**** DATA FOR THE TASK

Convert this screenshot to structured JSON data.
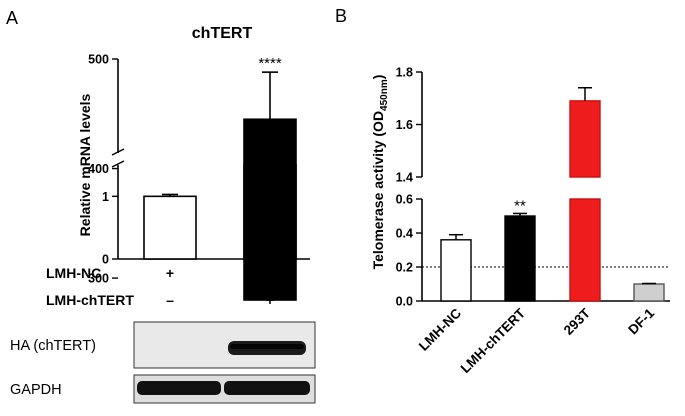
{
  "panels": {
    "a": "A",
    "b": "B"
  },
  "chart_data": [
    {
      "type": "bar",
      "title": "chTERT",
      "ylabel": "Relative  mRNA levels",
      "broken_axis": true,
      "segments": [
        {
          "ylim": [
            0,
            1.5
          ],
          "ticks": [
            "0",
            "1"
          ]
        },
        {
          "ylim": [
            280,
            500
          ],
          "ticks": [
            "300",
            "400",
            "500"
          ]
        }
      ],
      "categories": [
        "LMH-NC",
        "LMH-chTERT"
      ],
      "values": [
        1.0,
        445
      ],
      "errors": [
        0.03,
        43
      ],
      "colors": [
        "#ffffff",
        "#000000"
      ],
      "significance": [
        "",
        "****"
      ],
      "conditions": [
        {
          "label": "LMH-NC",
          "marks": [
            "+",
            "–"
          ]
        },
        {
          "label": "LMH-chTERT",
          "marks": [
            "–",
            "+"
          ]
        }
      ],
      "blots": [
        "HA (chTERT)",
        "GAPDH"
      ]
    },
    {
      "type": "bar",
      "title": "",
      "ylabel": "Telomerase activity (OD",
      "ylabel_sub": "450nm",
      "ylabel_end": ")",
      "broken_axis": true,
      "segments": [
        {
          "ylim": [
            0,
            0.6
          ],
          "ticks": [
            "0.0",
            "0.2",
            "0.4",
            "0.6"
          ]
        },
        {
          "ylim": [
            1.4,
            1.8
          ],
          "ticks": [
            "1.4",
            "1.6",
            "1.8"
          ]
        }
      ],
      "categories": [
        "LMH-NC",
        "LMH-chTERT",
        "293T",
        "DF-1"
      ],
      "values": [
        0.36,
        0.5,
        1.69,
        0.1
      ],
      "errors": [
        0.03,
        0.015,
        0.05,
        0.003
      ],
      "colors": [
        "#ffffff",
        "#000000",
        "#ee1c1c",
        "#cfcfcf"
      ],
      "significance": [
        "",
        "**",
        "",
        ""
      ],
      "threshold": 0.2
    }
  ]
}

********

TASK STATEMENT ->
Each line above should be written out again unchanged; no images are to be carried over.

RESULT OF THE TASK ->
Convert this screenshot to structured JSON data.
{
  "panels": {
    "a": "A",
    "b": "B"
  },
  "chart_data": [
    {
      "type": "bar",
      "title": "chTERT",
      "ylabel": "Relative  mRNA levels",
      "broken_axis": true,
      "segments": [
        {
          "ylim": [
            0,
            1.5
          ],
          "ticks": [
            "0",
            "1"
          ]
        },
        {
          "ylim": [
            280,
            500
          ],
          "ticks": [
            "300",
            "400",
            "500"
          ]
        }
      ],
      "categories": [
        "LMH-NC",
        "LMH-chTERT"
      ],
      "values": [
        1.0,
        445
      ],
      "errors": [
        0.03,
        43
      ],
      "colors": [
        "#ffffff",
        "#000000"
      ],
      "significance": [
        "",
        "****"
      ],
      "conditions": [
        {
          "label": "LMH-NC",
          "marks": [
            "+",
            "–"
          ]
        },
        {
          "label": "LMH-chTERT",
          "marks": [
            "–",
            "+"
          ]
        }
      ],
      "blots": [
        "HA (chTERT)",
        "GAPDH"
      ]
    },
    {
      "type": "bar",
      "title": "",
      "ylabel": "Telomerase activity (OD",
      "ylabel_sub": "450nm",
      "ylabel_end": ")",
      "broken_axis": true,
      "segments": [
        {
          "ylim": [
            0,
            0.6
          ],
          "ticks": [
            "0.0",
            "0.2",
            "0.4",
            "0.6"
          ]
        },
        {
          "ylim": [
            1.4,
            1.8
          ],
          "ticks": [
            "1.4",
            "1.6",
            "1.8"
          ]
        }
      ],
      "categories": [
        "LMH-NC",
        "LMH-chTERT",
        "293T",
        "DF-1"
      ],
      "values": [
        0.36,
        0.5,
        1.69,
        0.1
      ],
      "errors": [
        0.03,
        0.015,
        0.05,
        0.003
      ],
      "colors": [
        "#ffffff",
        "#000000",
        "#ee1c1c",
        "#cfcfcf"
      ],
      "significance": [
        "",
        "**",
        "",
        ""
      ],
      "threshold": 0.2
    }
  ]
}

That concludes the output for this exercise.